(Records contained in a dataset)
------------------------------------

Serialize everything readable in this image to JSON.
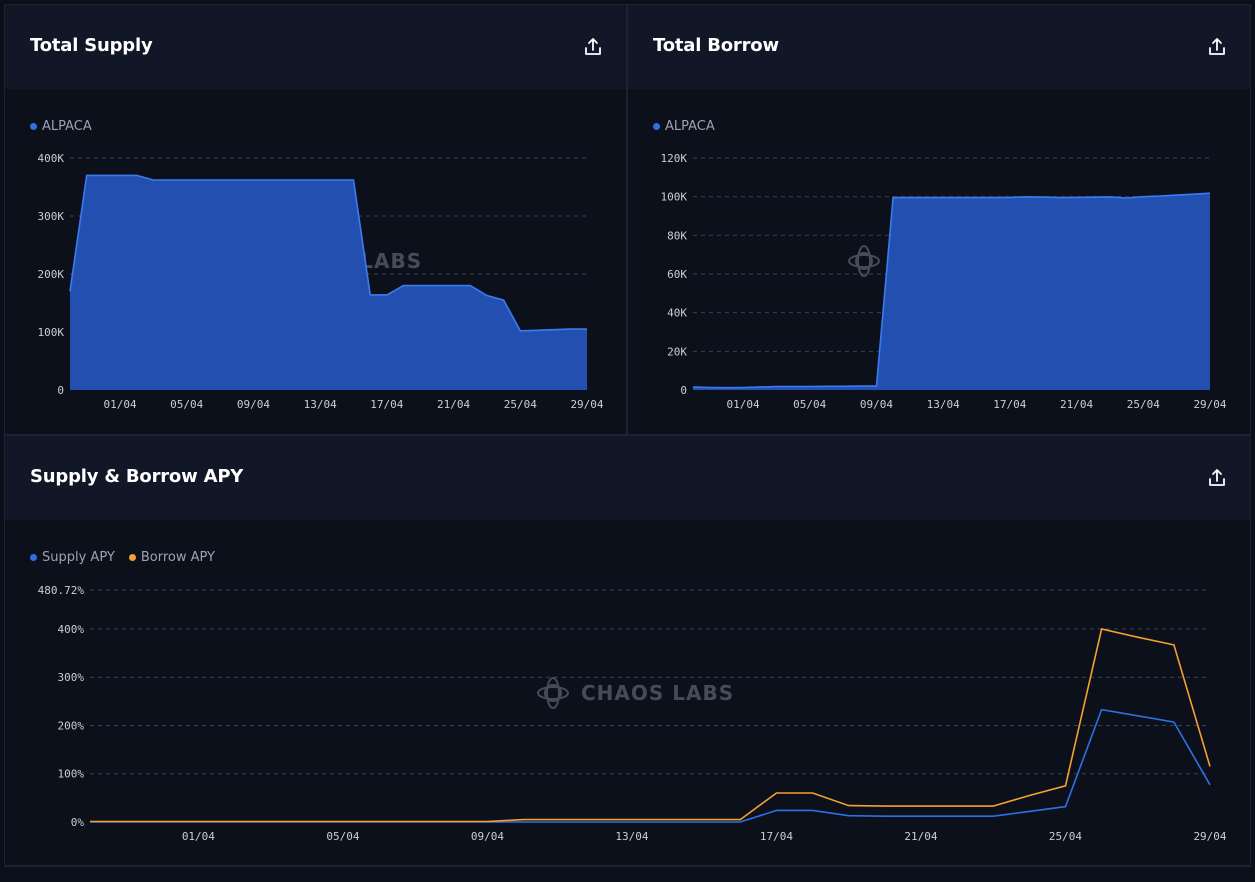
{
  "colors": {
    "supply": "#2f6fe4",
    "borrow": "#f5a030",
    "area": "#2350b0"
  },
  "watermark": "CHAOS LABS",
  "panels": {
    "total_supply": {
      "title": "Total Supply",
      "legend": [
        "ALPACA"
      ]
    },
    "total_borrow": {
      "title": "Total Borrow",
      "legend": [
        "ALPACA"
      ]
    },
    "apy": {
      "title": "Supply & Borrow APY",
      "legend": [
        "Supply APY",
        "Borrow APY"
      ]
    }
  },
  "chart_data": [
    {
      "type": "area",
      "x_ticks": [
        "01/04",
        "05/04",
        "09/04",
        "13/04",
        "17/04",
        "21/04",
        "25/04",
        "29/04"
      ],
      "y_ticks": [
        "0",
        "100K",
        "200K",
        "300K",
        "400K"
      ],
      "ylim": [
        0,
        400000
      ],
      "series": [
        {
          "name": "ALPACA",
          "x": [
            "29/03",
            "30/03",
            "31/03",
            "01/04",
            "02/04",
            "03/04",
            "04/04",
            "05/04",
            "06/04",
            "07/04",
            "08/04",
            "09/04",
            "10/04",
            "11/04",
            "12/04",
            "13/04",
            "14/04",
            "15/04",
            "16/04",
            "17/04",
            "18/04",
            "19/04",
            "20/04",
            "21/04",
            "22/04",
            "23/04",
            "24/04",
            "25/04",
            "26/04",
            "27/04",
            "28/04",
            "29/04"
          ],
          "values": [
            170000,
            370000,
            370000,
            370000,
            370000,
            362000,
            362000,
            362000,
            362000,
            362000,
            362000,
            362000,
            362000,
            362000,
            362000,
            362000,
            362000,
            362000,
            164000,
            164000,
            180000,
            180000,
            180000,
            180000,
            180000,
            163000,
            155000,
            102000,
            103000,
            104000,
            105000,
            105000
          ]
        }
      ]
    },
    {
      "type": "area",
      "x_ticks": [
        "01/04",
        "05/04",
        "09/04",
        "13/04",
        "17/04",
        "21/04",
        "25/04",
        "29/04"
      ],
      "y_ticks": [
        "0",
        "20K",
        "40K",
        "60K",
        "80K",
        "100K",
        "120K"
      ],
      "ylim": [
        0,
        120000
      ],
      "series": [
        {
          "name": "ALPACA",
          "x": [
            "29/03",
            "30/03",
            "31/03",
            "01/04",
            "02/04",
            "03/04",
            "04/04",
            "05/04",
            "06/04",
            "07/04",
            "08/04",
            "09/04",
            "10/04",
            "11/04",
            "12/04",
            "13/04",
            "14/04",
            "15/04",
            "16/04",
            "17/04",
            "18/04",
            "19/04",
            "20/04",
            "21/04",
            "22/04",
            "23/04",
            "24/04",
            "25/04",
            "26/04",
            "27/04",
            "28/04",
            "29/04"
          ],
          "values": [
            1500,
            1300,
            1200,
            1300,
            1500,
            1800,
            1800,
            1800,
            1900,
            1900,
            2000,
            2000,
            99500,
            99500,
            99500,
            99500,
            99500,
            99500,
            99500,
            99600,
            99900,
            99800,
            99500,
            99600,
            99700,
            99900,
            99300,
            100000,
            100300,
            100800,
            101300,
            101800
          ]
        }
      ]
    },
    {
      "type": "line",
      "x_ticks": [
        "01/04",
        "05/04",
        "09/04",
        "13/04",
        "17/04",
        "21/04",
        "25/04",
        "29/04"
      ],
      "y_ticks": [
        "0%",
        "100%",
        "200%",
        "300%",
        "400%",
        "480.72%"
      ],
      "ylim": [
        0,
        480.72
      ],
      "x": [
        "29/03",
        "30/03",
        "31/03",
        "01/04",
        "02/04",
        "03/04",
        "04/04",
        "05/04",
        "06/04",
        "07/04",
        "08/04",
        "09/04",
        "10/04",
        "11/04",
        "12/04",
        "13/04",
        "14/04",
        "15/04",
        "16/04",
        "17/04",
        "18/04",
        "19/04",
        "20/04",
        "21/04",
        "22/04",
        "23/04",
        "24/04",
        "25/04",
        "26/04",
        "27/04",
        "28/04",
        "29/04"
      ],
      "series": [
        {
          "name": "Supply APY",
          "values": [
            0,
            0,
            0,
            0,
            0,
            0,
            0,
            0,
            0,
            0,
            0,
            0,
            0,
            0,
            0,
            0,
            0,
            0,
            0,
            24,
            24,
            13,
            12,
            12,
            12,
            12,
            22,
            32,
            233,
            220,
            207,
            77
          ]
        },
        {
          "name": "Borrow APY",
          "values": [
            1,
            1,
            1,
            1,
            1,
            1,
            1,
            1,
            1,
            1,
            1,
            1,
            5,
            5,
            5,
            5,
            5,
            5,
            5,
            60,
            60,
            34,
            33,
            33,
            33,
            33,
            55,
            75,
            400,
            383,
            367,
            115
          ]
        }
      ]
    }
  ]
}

------------------------------------

Repeat the material above in full and unchanged, minus its images.

** Response to this exercise **
Serialize everything readable in this image to JSON.
{
  "colors": {
    "supply": "#2f6fe4",
    "borrow": "#f5a030",
    "area": "#2350b0"
  },
  "watermark": "CHAOS LABS",
  "panels": {
    "total_supply": {
      "title": "Total Supply",
      "legend": [
        "ALPACA"
      ]
    },
    "total_borrow": {
      "title": "Total Borrow",
      "legend": [
        "ALPACA"
      ]
    },
    "apy": {
      "title": "Supply & Borrow APY",
      "legend": [
        "Supply APY",
        "Borrow APY"
      ]
    }
  },
  "chart_data": [
    {
      "type": "area",
      "x_ticks": [
        "01/04",
        "05/04",
        "09/04",
        "13/04",
        "17/04",
        "21/04",
        "25/04",
        "29/04"
      ],
      "y_ticks": [
        "0",
        "100K",
        "200K",
        "300K",
        "400K"
      ],
      "ylim": [
        0,
        400000
      ],
      "series": [
        {
          "name": "ALPACA",
          "x": [
            "29/03",
            "30/03",
            "31/03",
            "01/04",
            "02/04",
            "03/04",
            "04/04",
            "05/04",
            "06/04",
            "07/04",
            "08/04",
            "09/04",
            "10/04",
            "11/04",
            "12/04",
            "13/04",
            "14/04",
            "15/04",
            "16/04",
            "17/04",
            "18/04",
            "19/04",
            "20/04",
            "21/04",
            "22/04",
            "23/04",
            "24/04",
            "25/04",
            "26/04",
            "27/04",
            "28/04",
            "29/04"
          ],
          "values": [
            170000,
            370000,
            370000,
            370000,
            370000,
            362000,
            362000,
            362000,
            362000,
            362000,
            362000,
            362000,
            362000,
            362000,
            362000,
            362000,
            362000,
            362000,
            164000,
            164000,
            180000,
            180000,
            180000,
            180000,
            180000,
            163000,
            155000,
            102000,
            103000,
            104000,
            105000,
            105000
          ]
        }
      ]
    },
    {
      "type": "area",
      "x_ticks": [
        "01/04",
        "05/04",
        "09/04",
        "13/04",
        "17/04",
        "21/04",
        "25/04",
        "29/04"
      ],
      "y_ticks": [
        "0",
        "20K",
        "40K",
        "60K",
        "80K",
        "100K",
        "120K"
      ],
      "ylim": [
        0,
        120000
      ],
      "series": [
        {
          "name": "ALPACA",
          "x": [
            "29/03",
            "30/03",
            "31/03",
            "01/04",
            "02/04",
            "03/04",
            "04/04",
            "05/04",
            "06/04",
            "07/04",
            "08/04",
            "09/04",
            "10/04",
            "11/04",
            "12/04",
            "13/04",
            "14/04",
            "15/04",
            "16/04",
            "17/04",
            "18/04",
            "19/04",
            "20/04",
            "21/04",
            "22/04",
            "23/04",
            "24/04",
            "25/04",
            "26/04",
            "27/04",
            "28/04",
            "29/04"
          ],
          "values": [
            1500,
            1300,
            1200,
            1300,
            1500,
            1800,
            1800,
            1800,
            1900,
            1900,
            2000,
            2000,
            99500,
            99500,
            99500,
            99500,
            99500,
            99500,
            99500,
            99600,
            99900,
            99800,
            99500,
            99600,
            99700,
            99900,
            99300,
            100000,
            100300,
            100800,
            101300,
            101800
          ]
        }
      ]
    },
    {
      "type": "line",
      "x_ticks": [
        "01/04",
        "05/04",
        "09/04",
        "13/04",
        "17/04",
        "21/04",
        "25/04",
        "29/04"
      ],
      "y_ticks": [
        "0%",
        "100%",
        "200%",
        "300%",
        "400%",
        "480.72%"
      ],
      "ylim": [
        0,
        480.72
      ],
      "x": [
        "29/03",
        "30/03",
        "31/03",
        "01/04",
        "02/04",
        "03/04",
        "04/04",
        "05/04",
        "06/04",
        "07/04",
        "08/04",
        "09/04",
        "10/04",
        "11/04",
        "12/04",
        "13/04",
        "14/04",
        "15/04",
        "16/04",
        "17/04",
        "18/04",
        "19/04",
        "20/04",
        "21/04",
        "22/04",
        "23/04",
        "24/04",
        "25/04",
        "26/04",
        "27/04",
        "28/04",
        "29/04"
      ],
      "series": [
        {
          "name": "Supply APY",
          "values": [
            0,
            0,
            0,
            0,
            0,
            0,
            0,
            0,
            0,
            0,
            0,
            0,
            0,
            0,
            0,
            0,
            0,
            0,
            0,
            24,
            24,
            13,
            12,
            12,
            12,
            12,
            22,
            32,
            233,
            220,
            207,
            77
          ]
        },
        {
          "name": "Borrow APY",
          "values": [
            1,
            1,
            1,
            1,
            1,
            1,
            1,
            1,
            1,
            1,
            1,
            1,
            5,
            5,
            5,
            5,
            5,
            5,
            5,
            60,
            60,
            34,
            33,
            33,
            33,
            33,
            55,
            75,
            400,
            383,
            367,
            115
          ]
        }
      ]
    }
  ]
}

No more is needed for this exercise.